Excerpted records:
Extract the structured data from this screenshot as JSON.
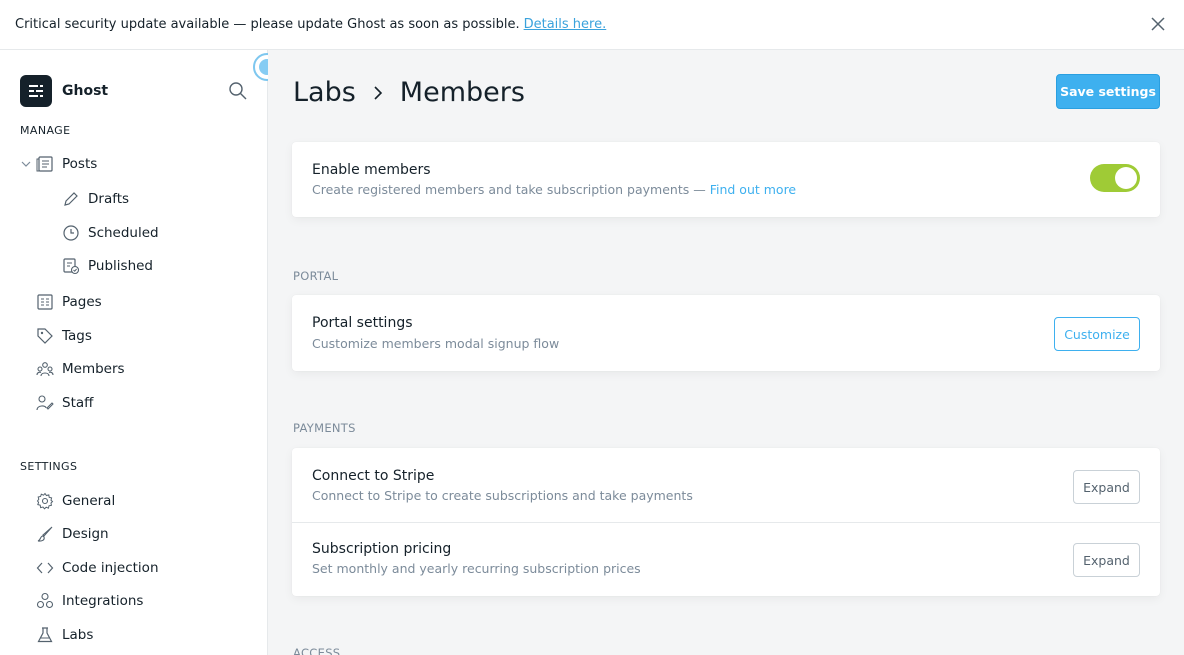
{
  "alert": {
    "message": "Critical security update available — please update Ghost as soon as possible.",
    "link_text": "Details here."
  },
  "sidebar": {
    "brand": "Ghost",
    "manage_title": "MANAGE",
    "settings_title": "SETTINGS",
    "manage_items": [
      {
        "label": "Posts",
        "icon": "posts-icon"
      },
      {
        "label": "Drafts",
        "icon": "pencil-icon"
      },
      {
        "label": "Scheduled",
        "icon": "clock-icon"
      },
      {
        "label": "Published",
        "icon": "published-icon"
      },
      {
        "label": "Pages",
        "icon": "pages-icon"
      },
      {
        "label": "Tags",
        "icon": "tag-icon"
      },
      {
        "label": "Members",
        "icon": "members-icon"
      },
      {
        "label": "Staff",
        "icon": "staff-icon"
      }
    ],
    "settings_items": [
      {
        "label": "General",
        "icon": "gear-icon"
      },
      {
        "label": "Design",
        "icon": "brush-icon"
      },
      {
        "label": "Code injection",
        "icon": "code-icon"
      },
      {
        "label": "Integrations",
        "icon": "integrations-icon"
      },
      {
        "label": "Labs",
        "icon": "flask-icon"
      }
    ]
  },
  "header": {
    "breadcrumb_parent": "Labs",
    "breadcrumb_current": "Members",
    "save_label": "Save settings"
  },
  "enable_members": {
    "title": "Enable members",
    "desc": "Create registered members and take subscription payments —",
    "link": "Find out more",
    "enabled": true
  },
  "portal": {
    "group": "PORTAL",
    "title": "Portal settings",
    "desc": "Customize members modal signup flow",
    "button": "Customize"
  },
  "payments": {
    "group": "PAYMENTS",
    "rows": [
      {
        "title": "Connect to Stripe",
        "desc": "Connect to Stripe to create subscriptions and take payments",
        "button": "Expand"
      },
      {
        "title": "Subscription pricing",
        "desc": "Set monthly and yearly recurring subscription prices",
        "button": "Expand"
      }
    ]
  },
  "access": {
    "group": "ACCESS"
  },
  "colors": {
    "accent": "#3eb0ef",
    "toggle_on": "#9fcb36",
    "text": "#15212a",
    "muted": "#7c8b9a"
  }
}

Exercise brief: Select every line where the word "Customize" occurs.

Response to this exercise:
    "desc": "Customize members modal signup flow",
    "button": "Customize"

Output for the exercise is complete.